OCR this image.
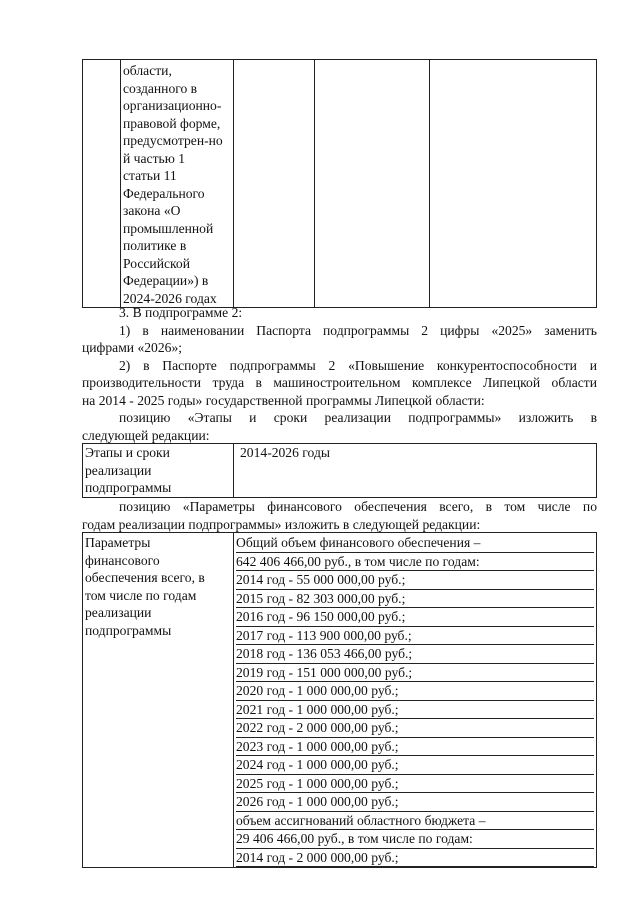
области,
созданного в
организационно-
правовой форме,
предусмотрен-но
й частью 1
статьи 11
Федерального
закона «О
промышленной
политике в
Российской
Федерации») в
2024-2026 годах

3. В подпрограмме 2:
1) в наименовании Паспорта подпрограммы 2 цифры «2025» заменить
цифрами «2026»;
2) в Паспорте подпрограммы 2 «Повышение конкурентоспособности и
производительности труда в машиностроительном комплексе Липецкой области
на 2014 - 2025 годы» государственной программы Липецкой области:
позицию «Этапы и сроки реализации подпрограммы» изложить в
следующей редакции:
Этапы и сроки
реализации
подпрограммы

2014-2026 годы
позицию «Параметры финансового обеспечения всего, в том числе по
годам реализации подпрограммы» изложить в следующей редакции:
Параметры
финансового
обеспечения всего, в
том числе по годам
реализации
подпрограммы

Общий объем финансового обеспечения –
642 406 466,00 руб., в том числе по годам:
2014 год - 55 000 000,00 руб.;
2015 год - 82 303 000,00 руб.;
2016 год - 96 150 000,00 руб.;
2017 год - 113 900 000,00 руб.;
2018 год - 136 053 466,00 руб.;
2019 год - 151 000 000,00 руб.;
2020 год - 1 000 000,00 руб.;
2021 год - 1 000 000,00 руб.;
2022 год - 2 000 000,00 руб.;
2023 год - 1 000 000,00 руб.;
2024 год - 1 000 000,00 руб.;
2025 год - 1 000 000,00 руб.;
2026 год - 1 000 000,00 руб.;
объем ассигнований областного бюджета –
29 406 466,00 руб., в том числе по годам:
2014 год - 2 000 000,00 руб.;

==*==

**What is required:** Within the data above, pick out all lines holding the word "сроки".

**Task answer:**
позицию «Этапы и сроки реализации подпрограммы» изложить в
Этапы и сроки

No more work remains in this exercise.